- _TO DO_
Output all lines exactly, with nothing added or dropped.

- _RAW RECORDS_

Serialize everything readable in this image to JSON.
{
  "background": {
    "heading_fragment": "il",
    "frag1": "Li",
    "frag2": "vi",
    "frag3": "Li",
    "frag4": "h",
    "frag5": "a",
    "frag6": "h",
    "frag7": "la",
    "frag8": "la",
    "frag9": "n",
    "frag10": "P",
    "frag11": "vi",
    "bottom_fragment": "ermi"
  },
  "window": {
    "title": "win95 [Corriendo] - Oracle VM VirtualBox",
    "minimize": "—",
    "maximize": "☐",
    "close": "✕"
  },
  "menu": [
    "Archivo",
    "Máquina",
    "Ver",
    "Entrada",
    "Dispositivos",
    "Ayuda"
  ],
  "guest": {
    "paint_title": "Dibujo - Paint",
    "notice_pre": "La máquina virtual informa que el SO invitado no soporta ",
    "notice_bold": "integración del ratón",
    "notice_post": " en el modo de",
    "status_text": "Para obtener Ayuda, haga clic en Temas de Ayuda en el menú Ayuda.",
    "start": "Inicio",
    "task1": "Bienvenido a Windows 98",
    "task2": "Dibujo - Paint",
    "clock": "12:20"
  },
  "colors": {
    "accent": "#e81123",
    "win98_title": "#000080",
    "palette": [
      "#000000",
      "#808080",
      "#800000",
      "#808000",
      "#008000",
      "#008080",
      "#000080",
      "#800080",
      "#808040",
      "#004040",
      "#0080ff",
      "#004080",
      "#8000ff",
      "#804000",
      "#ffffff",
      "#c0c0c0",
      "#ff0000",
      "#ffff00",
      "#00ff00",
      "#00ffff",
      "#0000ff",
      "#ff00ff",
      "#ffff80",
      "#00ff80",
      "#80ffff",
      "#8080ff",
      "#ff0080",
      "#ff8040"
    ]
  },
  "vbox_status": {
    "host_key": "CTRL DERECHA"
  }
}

- _ANSWER IN FULL_
Serialize everything readable in this image to JSON.
{
  "background": {
    "heading_fragment": "il",
    "frag1": "Li",
    "frag2": "vi",
    "frag3": "Li",
    "frag4": "h",
    "frag5": "a",
    "frag6": "h",
    "frag7": "la",
    "frag8": "la",
    "frag9": "n",
    "frag10": "P",
    "frag11": "vi",
    "bottom_fragment": "ermi"
  },
  "window": {
    "title": "win95 [Corriendo] - Oracle VM VirtualBox",
    "minimize": "—",
    "maximize": "☐",
    "close": "✕"
  },
  "menu": [
    "Archivo",
    "Máquina",
    "Ver",
    "Entrada",
    "Dispositivos",
    "Ayuda"
  ],
  "guest": {
    "paint_title": "Dibujo - Paint",
    "notice_pre": "La máquina virtual informa que el SO invitado no soporta ",
    "notice_bold": "integración del ratón",
    "notice_post": " en el modo de",
    "status_text": "Para obtener Ayuda, haga clic en Temas de Ayuda en el menú Ayuda.",
    "start": "Inicio",
    "task1": "Bienvenido a Windows 98",
    "task2": "Dibujo - Paint",
    "clock": "12:20"
  },
  "colors": {
    "accent": "#e81123",
    "win98_title": "#000080",
    "palette": [
      "#000000",
      "#808080",
      "#800000",
      "#808000",
      "#008000",
      "#008080",
      "#000080",
      "#800080",
      "#808040",
      "#004040",
      "#0080ff",
      "#004080",
      "#8000ff",
      "#804000",
      "#ffffff",
      "#c0c0c0",
      "#ff0000",
      "#ffff00",
      "#00ff00",
      "#00ffff",
      "#0000ff",
      "#ff00ff",
      "#ffff80",
      "#00ff80",
      "#80ffff",
      "#8080ff",
      "#ff0080",
      "#ff8040"
    ]
  },
  "vbox_status": {
    "host_key": "CTRL DERECHA"
  }
}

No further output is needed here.